— The data —

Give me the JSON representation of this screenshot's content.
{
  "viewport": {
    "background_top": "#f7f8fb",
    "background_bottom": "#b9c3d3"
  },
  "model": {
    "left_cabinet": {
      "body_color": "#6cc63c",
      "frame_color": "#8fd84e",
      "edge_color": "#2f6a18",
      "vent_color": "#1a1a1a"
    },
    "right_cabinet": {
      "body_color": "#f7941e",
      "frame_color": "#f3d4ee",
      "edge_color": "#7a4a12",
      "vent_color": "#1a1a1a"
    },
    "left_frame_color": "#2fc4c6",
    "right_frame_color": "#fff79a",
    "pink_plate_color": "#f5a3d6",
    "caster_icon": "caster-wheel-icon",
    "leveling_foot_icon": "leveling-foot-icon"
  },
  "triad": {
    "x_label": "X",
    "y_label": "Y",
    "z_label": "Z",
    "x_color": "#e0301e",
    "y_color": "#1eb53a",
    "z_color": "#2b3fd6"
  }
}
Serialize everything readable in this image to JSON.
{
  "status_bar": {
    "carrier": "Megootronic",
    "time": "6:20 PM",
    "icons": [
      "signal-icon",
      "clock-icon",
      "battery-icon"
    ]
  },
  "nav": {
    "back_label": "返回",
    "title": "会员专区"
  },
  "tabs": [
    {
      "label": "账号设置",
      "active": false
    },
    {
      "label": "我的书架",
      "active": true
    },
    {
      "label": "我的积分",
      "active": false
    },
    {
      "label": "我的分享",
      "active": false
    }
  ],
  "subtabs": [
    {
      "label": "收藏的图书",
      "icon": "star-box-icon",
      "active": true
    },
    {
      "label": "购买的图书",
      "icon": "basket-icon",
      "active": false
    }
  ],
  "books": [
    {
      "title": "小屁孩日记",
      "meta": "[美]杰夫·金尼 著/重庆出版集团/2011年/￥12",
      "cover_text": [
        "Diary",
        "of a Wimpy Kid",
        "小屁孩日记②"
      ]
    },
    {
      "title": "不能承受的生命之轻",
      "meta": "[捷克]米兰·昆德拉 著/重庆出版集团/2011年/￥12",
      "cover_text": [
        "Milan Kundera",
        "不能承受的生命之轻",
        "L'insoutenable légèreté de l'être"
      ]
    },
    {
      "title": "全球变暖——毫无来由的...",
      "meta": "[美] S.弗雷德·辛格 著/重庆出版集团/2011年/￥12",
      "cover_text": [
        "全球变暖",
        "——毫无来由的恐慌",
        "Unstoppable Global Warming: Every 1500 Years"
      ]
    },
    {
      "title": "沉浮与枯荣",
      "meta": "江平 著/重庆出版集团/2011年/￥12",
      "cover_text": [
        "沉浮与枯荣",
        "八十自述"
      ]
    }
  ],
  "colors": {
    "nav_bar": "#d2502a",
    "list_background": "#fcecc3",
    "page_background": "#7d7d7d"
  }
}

— Stated task —
Take the lines above from the one holding "Serialize everything readable" to the last and output them exactly.

— Task answer —
Serialize everything readable in this image to JSON.
{
  "status_bar": {
    "carrier": "Megootronic",
    "time": "6:20 PM",
    "icons": [
      "signal-icon",
      "clock-icon",
      "battery-icon"
    ]
  },
  "nav": {
    "back_label": "返回",
    "title": "会员专区"
  },
  "tabs": [
    {
      "label": "账号设置",
      "active": false
    },
    {
      "label": "我的书架",
      "active": true
    },
    {
      "label": "我的积分",
      "active": false
    },
    {
      "label": "我的分享",
      "active": false
    }
  ],
  "subtabs": [
    {
      "label": "收藏的图书",
      "icon": "star-box-icon",
      "active": true
    },
    {
      "label": "购买的图书",
      "icon": "basket-icon",
      "active": false
    }
  ],
  "books": [
    {
      "title": "小屁孩日记",
      "meta": "[美]杰夫·金尼 著/重庆出版集团/2011年/￥12",
      "cover_text": [
        "Diary",
        "of a Wimpy Kid",
        "小屁孩日记②"
      ]
    },
    {
      "title": "不能承受的生命之轻",
      "meta": "[捷克]米兰·昆德拉 著/重庆出版集团/2011年/￥12",
      "cover_text": [
        "Milan Kundera",
        "不能承受的生命之轻",
        "L'insoutenable légèreté de l'être"
      ]
    },
    {
      "title": "全球变暖——毫无来由的...",
      "meta": "[美] S.弗雷德·辛格 著/重庆出版集团/2011年/￥12",
      "cover_text": [
        "全球变暖",
        "——毫无来由的恐慌",
        "Unstoppable Global Warming: Every 1500 Years"
      ]
    },
    {
      "title": "沉浮与枯荣",
      "meta": "江平 著/重庆出版集团/2011年/￥12",
      "cover_text": [
        "沉浮与枯荣",
        "八十自述"
      ]
    }
  ],
  "colors": {
    "nav_bar": "#d2502a",
    "list_background": "#fcecc3",
    "page_background": "#7d7d7d"
  }
}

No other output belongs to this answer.